### Directions
Where does the string "如图所示" appear? Copy every line of the entries below that holds it.

Stored dataset items:
──────────────────────────────

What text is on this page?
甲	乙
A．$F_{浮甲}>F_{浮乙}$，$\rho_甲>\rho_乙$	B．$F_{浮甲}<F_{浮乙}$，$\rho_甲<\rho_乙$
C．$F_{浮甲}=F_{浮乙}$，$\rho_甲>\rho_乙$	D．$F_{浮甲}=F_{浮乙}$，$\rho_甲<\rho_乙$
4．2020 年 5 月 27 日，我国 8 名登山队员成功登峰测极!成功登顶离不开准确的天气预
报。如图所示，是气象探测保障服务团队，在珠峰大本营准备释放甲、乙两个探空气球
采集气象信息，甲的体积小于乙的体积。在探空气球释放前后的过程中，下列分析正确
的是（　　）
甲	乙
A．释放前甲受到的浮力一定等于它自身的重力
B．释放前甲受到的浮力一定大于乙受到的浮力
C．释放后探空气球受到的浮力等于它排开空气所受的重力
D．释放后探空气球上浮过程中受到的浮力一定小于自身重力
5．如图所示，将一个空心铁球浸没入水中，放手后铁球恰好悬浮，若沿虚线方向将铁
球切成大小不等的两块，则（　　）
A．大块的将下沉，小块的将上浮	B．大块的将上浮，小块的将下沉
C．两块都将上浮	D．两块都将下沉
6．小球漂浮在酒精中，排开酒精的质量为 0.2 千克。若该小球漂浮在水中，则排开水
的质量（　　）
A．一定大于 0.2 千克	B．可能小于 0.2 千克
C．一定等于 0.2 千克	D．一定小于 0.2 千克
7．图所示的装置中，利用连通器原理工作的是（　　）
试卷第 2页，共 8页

──────────────────────────────

### Task result
报。如图所示，是气象探测保障服务团队，在珠峰大本营准备释放甲、乙两个探空气球
5．如图所示，将一个空心铁球浸没入水中，放手后铁球恰好悬浮，若沿虚线方向将铁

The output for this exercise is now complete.